Supplied text -
· · · · · · ·
Output (subsequent runs — same day):

=== Pipeline Run ===
Processed 5 users (5 from cache, 0 from API)
  1. Leanne Graham (Romaguera-Crona) -- Sincere@april.biz
  ...
Total time: 0.01s

Subsequent runs are 100x faster because all 5 API calls hit the disk cache. The 24-hour TTL means the cache refreshes daily, so data does not go stale indefinitely. You can extend this pattern to cache database query results, file parsing output, or any other expensive step in a pipeline.

Frequently Asked Questions

Is diskcache safe for concurrent access?

Yes. diskcache uses SQLite’s WAL (Write-Ahead Logging) mode, which supports concurrent reads and serialized writes. Multiple threads and multiple processes can read from and write to the same cache directory simultaneously without corrupting data. For extremely high concurrency (hundreds of writes per second), use FanoutCache instead, which shards the data across multiple SQLite files to reduce lock contention.

How does diskcache differ from Python’s shelve module?

shelve is a stdlib persistent dict that stores data in a DBM file. It does not support concurrent process access, does not have TTL expiration, and does not enforce size limits. diskcache supports all of these plus atomic increment, memoize decorators, cache statistics, and FanoutCache for high concurrency. Use shelve only for simple single-process persistence; use diskcache whenever you need expiration, size limits, or multi-process access.

How does TTL expiration work?

Expired entries are not immediately deleted — they are filtered out on read. When you call cache.get(key), diskcache checks the entry’s expiration time and returns None (or the default) if it has expired, even if the entry still exists on disk. Expired entries are cleaned up during the next cache culling cycle (triggered automatically when the cache exceeds its size limit, or manually via cache.expire()). This means disk usage can temporarily exceed your expectations if you have many short-lived entries — call cache.expire() periodically to clean up proactively.

Where is the cache stored and can I delete it?

The cache is stored in the directory path you pass to Cache(). It consists of SQLite files (cache.db) and flat files for large values. You can delete the entire directory to clear the cache completely. There is no background process or daemon — the cache directory is just files that Python reads and writes. This makes it trivial to deploy (no Redis setup needed) and trivial to reset (just delete the folder).
· · · · · · ·
Document layout analysis data
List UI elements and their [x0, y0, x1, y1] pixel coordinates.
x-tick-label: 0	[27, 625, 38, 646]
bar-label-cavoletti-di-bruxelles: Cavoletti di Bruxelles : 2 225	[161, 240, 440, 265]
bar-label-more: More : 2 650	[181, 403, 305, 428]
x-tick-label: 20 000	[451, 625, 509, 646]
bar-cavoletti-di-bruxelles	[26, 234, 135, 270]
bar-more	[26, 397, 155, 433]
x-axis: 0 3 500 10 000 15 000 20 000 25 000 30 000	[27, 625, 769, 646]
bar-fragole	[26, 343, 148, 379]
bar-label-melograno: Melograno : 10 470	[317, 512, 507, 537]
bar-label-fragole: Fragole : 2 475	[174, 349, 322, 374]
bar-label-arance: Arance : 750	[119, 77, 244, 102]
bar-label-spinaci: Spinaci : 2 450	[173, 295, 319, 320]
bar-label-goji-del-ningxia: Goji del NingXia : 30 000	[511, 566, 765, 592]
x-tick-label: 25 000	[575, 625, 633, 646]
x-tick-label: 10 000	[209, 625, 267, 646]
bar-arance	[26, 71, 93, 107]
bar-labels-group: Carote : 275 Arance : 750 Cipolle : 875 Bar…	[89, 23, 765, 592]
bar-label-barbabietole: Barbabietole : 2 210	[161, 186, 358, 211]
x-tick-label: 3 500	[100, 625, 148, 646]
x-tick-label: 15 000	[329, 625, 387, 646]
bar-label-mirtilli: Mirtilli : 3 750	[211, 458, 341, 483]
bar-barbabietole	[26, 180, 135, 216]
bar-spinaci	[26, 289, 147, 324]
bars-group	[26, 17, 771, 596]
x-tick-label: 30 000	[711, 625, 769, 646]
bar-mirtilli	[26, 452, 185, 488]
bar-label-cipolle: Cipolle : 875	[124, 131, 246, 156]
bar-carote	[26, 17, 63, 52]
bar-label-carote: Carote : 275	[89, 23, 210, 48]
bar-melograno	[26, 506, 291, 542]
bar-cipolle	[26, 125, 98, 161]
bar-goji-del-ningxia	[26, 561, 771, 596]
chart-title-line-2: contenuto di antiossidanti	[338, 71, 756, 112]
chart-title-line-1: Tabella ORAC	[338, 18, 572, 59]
· · · · · · ·
Task item A - Quote the stretch of the diskcache text from "How does diskcache" through "or multi-process access.".
Task item B - According to the diskcache text, why can disk usage temporarily exceed expectations when a cache holds many short-lived entries? Answer in one to three sentences.

Response A -
How does diskcache differ from Python’s shelve module?

shelve is a stdlib persistent dict that stores data in a DBM file. It does not support concurrent process access, does not have TTL expiration, and does not enforce size limits. diskcache supports all of these plus atomic increment, memoize decorators, cache statistics, and FanoutCache for high concurrency. Use shelve only for simple single-process persistence; use diskcache whenever you need expiration, size limits, or multi-process access.

Response B - Expired entries are not deleted immediately. diskcache only filters them out on read, so they stay on disk until the next culling cycle, which runs automatically when the cache exceeds its size limit or manually through cache.expire(). Many short-lived entries can therefore accumulate on disk before they are cleaned up.